(Collected data entries)
▼

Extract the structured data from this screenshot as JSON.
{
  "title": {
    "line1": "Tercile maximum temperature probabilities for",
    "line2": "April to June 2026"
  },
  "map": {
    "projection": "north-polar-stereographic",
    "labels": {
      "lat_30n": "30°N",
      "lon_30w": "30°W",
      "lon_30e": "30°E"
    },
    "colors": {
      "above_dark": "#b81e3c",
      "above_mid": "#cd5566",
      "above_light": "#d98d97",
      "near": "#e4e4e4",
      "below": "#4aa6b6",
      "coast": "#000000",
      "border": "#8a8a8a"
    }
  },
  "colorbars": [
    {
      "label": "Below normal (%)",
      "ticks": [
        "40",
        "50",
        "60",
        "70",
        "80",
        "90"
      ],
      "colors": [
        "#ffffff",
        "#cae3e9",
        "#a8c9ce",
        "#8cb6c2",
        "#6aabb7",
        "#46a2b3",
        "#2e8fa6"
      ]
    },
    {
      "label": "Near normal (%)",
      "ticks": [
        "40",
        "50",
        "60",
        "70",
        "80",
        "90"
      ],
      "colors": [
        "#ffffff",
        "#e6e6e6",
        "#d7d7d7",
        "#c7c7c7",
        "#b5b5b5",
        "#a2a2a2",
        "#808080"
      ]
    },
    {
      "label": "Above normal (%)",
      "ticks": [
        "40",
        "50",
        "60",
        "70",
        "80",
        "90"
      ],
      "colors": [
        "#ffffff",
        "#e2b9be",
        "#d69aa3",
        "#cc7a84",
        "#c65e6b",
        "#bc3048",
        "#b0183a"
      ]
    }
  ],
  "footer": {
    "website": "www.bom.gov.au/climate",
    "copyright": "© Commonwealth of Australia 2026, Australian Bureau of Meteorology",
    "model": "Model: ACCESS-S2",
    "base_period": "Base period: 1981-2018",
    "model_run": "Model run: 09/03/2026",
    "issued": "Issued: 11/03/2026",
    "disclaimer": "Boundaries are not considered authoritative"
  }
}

▲

Retype the material above, line by line, exactly.

**Task response**:
Extract the structured data from this screenshot as JSON.
{
  "title": {
    "line1": "Tercile maximum temperature probabilities for",
    "line2": "April to June 2026"
  },
  "map": {
    "projection": "north-polar-stereographic",
    "labels": {
      "lat_30n": "30°N",
      "lon_30w": "30°W",
      "lon_30e": "30°E"
    },
    "colors": {
      "above_dark": "#b81e3c",
      "above_mid": "#cd5566",
      "above_light": "#d98d97",
      "near": "#e4e4e4",
      "below": "#4aa6b6",
      "coast": "#000000",
      "border": "#8a8a8a"
    }
  },
  "colorbars": [
    {
      "label": "Below normal (%)",
      "ticks": [
        "40",
        "50",
        "60",
        "70",
        "80",
        "90"
      ],
      "colors": [
        "#ffffff",
        "#cae3e9",
        "#a8c9ce",
        "#8cb6c2",
        "#6aabb7",
        "#46a2b3",
        "#2e8fa6"
      ]
    },
    {
      "label": "Near normal (%)",
      "ticks": [
        "40",
        "50",
        "60",
        "70",
        "80",
        "90"
      ],
      "colors": [
        "#ffffff",
        "#e6e6e6",
        "#d7d7d7",
        "#c7c7c7",
        "#b5b5b5",
        "#a2a2a2",
        "#808080"
      ]
    },
    {
      "label": "Above normal (%)",
      "ticks": [
        "40",
        "50",
        "60",
        "70",
        "80",
        "90"
      ],
      "colors": [
        "#ffffff",
        "#e2b9be",
        "#d69aa3",
        "#cc7a84",
        "#c65e6b",
        "#bc3048",
        "#b0183a"
      ]
    }
  ],
  "footer": {
    "website": "www.bom.gov.au/climate",
    "copyright": "© Commonwealth of Australia 2026, Australian Bureau of Meteorology",
    "model": "Model: ACCESS-S2",
    "base_period": "Base period: 1981-2018",
    "model_run": "Model run: 09/03/2026",
    "issued": "Issued: 11/03/2026",
    "disclaimer": "Boundaries are not considered authoritative"
  }
}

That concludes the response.